■ EXERCISE BRIEF
Copy each line where the word "Avocado" occurs.

■ THE DATA
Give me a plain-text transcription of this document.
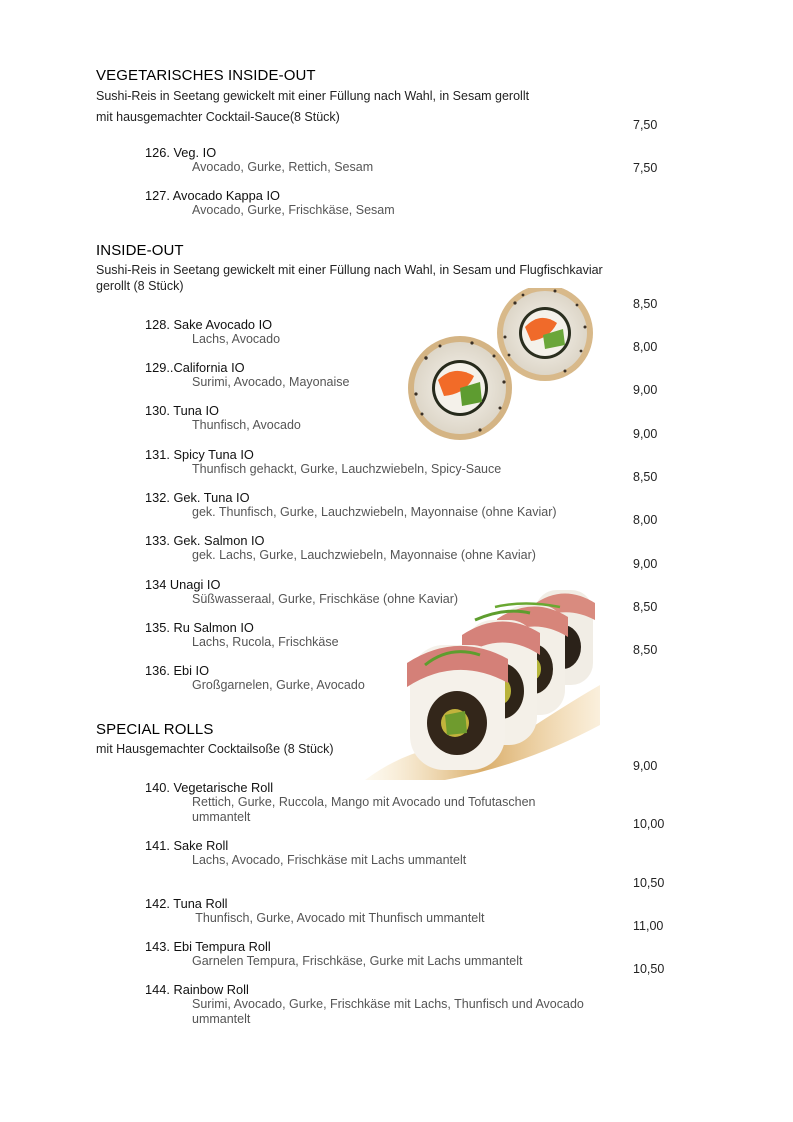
VEGETARISCHES INSIDE-OUT
Sushi-Reis in Seetang gewickelt mit einer Füllung nach Wahl, in Sesam gerollt
mit hausgemachter Cocktail-Sauce(8 Stück)
7,50
126. Veg. IO
Avocado, Gurke, Rettich, Sesam	7,50
127. Avocado Kappa IO
Avocado, Gurke, Frischkäse, Sesam
INSIDE-OUT
Sushi-Reis in Seetang gewickelt mit einer Füllung nach Wahl, in Sesam und Flugfischkaviar
gerollt (8 Stück)
8,50
128. Sake Avocado IO
Lachs, Avocado
8,00
129..California IO
Surimi, Avocado, Mayonaise
9,00
130. Tuna IO
Thunfisch, Avocado
9,00
131. Spicy Tuna IO
Thunfisch gehackt, Gurke, Lauchzwiebeln, Spicy-Sauce
8,50
132. Gek. Tuna IO
gek. Thunfisch, Gurke, Lauchzwiebeln, Mayonnaise (ohne Kaviar)
8,00
133. Gek. Salmon IO
gek. Lachs, Gurke, Lauchzwiebeln, Mayonnaise (ohne Kaviar)
9,00
134 Unagi IO
Süßwasseraal, Gurke, Frischkäse (ohne Kaviar)
8,50
135. Ru Salmon IO
Lachs, Rucola, Frischkäse
8,50
136. Ebi IO
Großgarnelen, Gurke, Avocado
SPECIAL ROLLS
mit Hausgemachter Cocktailsoße (8 Stück)
9,00
140. Vegetarische Roll
Rettich, Gurke, Ruccola, Mango mit Avocado und Tofutaschen
ummantelt	10,00
141. Sake Roll
Lachs, Avocado, Frischkäse mit Lachs ummantelt
10,50
142. Tuna Roll
Thunfisch, Gurke, Avocado mit Thunfisch ummantelt
11,00
143. Ebi Tempura Roll
Garnelen Tempura, Frischkäse, Gurke mit Lachs ummantelt
10,50
144. Rainbow Roll
Surimi, Avocado, Gurke, Frischkäse mit Lachs, Thunfisch und Avocado
ummantelt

■ EXERCISE RESPONSE
Avocado, Gurke, Rettich, Sesam	7,50
127. Avocado Kappa IO
Avocado, Gurke, Frischkäse, Sesam
128. Sake Avocado IO
Lachs, Avocado
Surimi, Avocado, Mayonaise
Thunfisch, Avocado
Großgarnelen, Gurke, Avocado
Rettich, Gurke, Ruccola, Mango mit Avocado und Tofutaschen
Lachs, Avocado, Frischkäse mit Lachs ummantelt
Thunfisch, Gurke, Avocado mit Thunfisch ummantelt
Surimi, Avocado, Gurke, Frischkäse mit Lachs, Thunfisch und Avocado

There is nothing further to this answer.